- _Records shown_:
◇ ◇ ◇ ◇ ◇ ◇ ◇

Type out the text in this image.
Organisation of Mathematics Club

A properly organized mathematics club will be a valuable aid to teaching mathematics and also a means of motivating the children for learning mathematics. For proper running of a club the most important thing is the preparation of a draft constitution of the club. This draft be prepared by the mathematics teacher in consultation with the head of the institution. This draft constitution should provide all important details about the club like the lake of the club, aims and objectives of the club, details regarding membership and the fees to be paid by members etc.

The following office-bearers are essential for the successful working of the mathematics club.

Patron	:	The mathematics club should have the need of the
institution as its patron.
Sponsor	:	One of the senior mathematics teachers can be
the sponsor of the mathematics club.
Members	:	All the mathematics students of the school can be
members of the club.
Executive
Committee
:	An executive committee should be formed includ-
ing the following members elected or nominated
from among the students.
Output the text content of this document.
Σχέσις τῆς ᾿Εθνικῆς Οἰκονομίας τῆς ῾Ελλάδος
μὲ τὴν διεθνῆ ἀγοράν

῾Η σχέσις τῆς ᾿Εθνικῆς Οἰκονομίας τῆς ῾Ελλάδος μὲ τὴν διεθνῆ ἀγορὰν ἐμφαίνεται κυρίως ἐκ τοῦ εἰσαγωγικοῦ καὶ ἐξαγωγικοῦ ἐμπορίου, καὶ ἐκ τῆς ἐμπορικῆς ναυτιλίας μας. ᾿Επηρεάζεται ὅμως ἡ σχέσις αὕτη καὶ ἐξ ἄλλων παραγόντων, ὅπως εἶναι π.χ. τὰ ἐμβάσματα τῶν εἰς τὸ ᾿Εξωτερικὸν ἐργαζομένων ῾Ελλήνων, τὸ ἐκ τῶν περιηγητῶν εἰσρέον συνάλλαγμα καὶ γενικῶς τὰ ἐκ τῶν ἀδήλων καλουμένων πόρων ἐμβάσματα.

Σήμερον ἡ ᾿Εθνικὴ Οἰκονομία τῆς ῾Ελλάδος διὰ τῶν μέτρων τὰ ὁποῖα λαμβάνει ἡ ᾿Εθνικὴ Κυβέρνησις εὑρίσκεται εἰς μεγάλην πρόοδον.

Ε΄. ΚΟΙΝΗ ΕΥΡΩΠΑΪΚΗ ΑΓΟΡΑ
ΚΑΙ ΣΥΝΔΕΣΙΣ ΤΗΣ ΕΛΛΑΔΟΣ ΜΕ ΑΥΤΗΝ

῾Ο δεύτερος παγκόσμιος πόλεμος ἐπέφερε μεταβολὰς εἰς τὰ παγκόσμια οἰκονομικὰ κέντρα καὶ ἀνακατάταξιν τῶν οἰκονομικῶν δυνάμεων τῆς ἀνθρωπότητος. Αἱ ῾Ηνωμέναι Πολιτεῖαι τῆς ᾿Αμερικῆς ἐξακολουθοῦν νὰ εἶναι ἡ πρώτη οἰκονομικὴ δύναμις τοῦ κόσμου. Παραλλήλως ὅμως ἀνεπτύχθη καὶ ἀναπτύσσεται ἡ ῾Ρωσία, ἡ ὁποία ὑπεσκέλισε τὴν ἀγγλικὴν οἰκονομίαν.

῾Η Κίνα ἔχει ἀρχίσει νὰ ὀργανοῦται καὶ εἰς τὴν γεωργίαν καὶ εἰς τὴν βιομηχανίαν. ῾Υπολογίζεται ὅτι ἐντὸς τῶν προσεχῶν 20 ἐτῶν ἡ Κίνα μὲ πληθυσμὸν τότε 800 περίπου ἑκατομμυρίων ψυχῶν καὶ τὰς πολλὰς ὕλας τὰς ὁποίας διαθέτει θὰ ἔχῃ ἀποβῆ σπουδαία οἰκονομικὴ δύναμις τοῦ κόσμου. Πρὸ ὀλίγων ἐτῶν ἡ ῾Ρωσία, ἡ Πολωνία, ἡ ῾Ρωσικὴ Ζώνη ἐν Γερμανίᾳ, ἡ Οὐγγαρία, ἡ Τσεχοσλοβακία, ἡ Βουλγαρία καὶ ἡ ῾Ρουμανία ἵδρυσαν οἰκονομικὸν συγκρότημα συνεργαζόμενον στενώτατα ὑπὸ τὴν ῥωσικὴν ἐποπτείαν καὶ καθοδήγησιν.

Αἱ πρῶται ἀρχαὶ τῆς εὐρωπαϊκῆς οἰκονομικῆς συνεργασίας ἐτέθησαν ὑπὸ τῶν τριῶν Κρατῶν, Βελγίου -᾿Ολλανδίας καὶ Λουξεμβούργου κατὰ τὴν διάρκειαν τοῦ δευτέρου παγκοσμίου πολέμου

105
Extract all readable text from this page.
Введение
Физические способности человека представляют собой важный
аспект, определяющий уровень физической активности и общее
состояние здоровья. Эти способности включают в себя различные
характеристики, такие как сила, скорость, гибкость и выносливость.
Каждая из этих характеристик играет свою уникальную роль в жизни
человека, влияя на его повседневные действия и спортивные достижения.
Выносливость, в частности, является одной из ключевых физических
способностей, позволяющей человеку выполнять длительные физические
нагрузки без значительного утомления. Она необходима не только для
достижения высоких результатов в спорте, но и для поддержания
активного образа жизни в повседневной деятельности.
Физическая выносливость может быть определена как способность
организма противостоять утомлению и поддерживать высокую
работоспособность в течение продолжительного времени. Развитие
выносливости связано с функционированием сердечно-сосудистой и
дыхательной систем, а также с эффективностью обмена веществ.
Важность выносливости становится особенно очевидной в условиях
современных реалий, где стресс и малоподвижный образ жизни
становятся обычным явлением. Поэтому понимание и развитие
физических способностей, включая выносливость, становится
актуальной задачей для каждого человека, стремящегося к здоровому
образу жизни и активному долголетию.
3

◇ ◇ ◇ ◇ ◇ ◇ ◇

- _Problem to solve_:
Copy and report every line where the word "text" is present.

- _Result of this task_:
Type out the text in this image.
Output the text content of this document.
Extract all readable text from this page.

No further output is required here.